Le marquisat comprend notamment la partie sud du marquisat en propriété propre, appelé aussi Comtat Venaissin, qui prit définitivement ce nom en 1274 ; ainsi que le comté d'Orange et celui de Valentinois. À la suite de la croisade des Albigeois, le traité de Meaux-Paris (1229) est imposé à Raymond VII de Toulouse. Celui-ci entraîne la perte pour les comtes de Toulouse de leurs possessions le long du Rhône : les territoires à l'ouest du fleuve passent au roi de France alors que les territoires situés à l'est — le marquisat de Provence — doivent passer à la papauté. L’administration a été confiée par le légat du pape aux agents du roi de France. Le roi de France hésite à le voir passer à l'Église. Blanche de Castille demande au pape Grégoire IX la restitution du marquisat de Provence au comte de Toulouse en justifiant cette demande par le mariage du frère du roi avec la fille du comte de Toulouse et le roi de France ne veut plus garder les terres ayant appartenu au comte de Toulouse situées au rive gauche du Rhône. Le marquisat relevant du Saint-Empire romain germanique, c'est finalement l'empereur Frédéric II qui restitue le marquisat de Provence au comte de Toulouse en septembre 1234. L'empereur n'apprécie pas que le pape refuse de rendre au comte de Toulouse des terres qui font partie de son domaine et envoie des troupes pour aider Barral des Baux qui est le sénéchal du Comtat Venaissin pour le comte de Toulouse. Ce dernier reprend toutes les villes du Comtat entre 1236 et 1239. Frédéric II a renouvelé en décembre 1235 l'investiture du Comtat Venaissin au comte de Toulouse[13]. Ce n'est qu'à la mort d'Alphonse de Poitiers, comte de Toulouse, par la suite de son mariage avec Jeanne, fille de Raymond VII comte de Toulouse, en 1271, mort sans descendance directe, que le marquisat passe au roi de France, Philippe III, qui le cède en 1274 au pape Grégoire X qui l'érige en Comtat Venaissin.

Consigne: Relevez toutes les années citées dans l'extrait sur le marquisat de Provence et classez-les dans l'ordre chronologique, sans répéter une même année.

Matériel fourni:

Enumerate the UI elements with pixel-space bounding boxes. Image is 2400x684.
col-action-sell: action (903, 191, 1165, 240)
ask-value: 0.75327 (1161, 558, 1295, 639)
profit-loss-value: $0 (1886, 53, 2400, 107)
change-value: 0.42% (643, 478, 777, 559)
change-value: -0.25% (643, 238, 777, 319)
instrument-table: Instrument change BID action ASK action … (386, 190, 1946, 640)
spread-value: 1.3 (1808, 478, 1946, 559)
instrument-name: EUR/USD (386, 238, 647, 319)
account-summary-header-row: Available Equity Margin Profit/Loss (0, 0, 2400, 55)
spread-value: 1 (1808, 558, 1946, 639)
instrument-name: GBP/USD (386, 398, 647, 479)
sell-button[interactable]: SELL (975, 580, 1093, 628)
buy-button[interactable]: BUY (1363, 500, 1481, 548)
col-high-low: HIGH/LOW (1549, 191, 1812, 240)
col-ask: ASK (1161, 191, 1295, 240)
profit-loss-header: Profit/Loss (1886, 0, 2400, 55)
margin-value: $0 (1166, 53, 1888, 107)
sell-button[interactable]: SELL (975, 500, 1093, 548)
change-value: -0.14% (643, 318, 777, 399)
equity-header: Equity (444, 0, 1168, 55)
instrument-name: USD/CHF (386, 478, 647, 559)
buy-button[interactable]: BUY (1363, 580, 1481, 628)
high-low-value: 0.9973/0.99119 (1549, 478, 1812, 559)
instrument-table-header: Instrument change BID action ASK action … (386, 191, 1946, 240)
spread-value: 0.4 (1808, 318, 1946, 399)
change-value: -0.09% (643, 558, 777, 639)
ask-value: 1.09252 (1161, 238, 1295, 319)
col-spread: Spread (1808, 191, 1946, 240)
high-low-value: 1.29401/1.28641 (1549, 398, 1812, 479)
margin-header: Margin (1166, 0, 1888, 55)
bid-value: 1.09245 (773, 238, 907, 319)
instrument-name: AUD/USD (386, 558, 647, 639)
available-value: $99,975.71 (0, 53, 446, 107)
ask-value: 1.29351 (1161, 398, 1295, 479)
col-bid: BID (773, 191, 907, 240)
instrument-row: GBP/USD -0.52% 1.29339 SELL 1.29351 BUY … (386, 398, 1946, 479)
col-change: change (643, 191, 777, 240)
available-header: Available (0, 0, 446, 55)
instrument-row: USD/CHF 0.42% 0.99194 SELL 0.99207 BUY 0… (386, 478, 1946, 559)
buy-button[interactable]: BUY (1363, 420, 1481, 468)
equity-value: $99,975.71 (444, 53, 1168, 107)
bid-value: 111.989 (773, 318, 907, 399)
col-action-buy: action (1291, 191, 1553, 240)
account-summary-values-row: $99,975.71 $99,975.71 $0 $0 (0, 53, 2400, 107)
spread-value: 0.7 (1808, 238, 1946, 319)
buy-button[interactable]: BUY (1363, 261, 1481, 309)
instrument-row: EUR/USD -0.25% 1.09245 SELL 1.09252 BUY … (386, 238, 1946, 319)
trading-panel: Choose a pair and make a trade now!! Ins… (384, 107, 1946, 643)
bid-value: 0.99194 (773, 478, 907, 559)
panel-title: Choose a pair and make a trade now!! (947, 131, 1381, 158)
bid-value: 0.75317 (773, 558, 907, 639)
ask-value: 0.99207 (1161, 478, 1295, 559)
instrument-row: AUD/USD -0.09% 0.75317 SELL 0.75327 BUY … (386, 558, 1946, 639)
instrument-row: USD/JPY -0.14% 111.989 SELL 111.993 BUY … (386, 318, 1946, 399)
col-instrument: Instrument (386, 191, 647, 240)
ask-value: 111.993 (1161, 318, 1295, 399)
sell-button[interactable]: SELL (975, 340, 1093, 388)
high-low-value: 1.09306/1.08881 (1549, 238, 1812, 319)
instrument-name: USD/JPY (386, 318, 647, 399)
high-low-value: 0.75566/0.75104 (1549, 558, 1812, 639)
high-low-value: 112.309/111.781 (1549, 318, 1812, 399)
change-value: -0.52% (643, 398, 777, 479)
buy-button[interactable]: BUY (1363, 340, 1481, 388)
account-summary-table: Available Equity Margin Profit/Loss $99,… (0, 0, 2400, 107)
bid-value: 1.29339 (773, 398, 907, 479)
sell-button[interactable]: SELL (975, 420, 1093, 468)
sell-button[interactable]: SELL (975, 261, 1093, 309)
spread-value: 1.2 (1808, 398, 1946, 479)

Réponse: 1229, 1234, 1235, 1236, 1239, 1271, 1274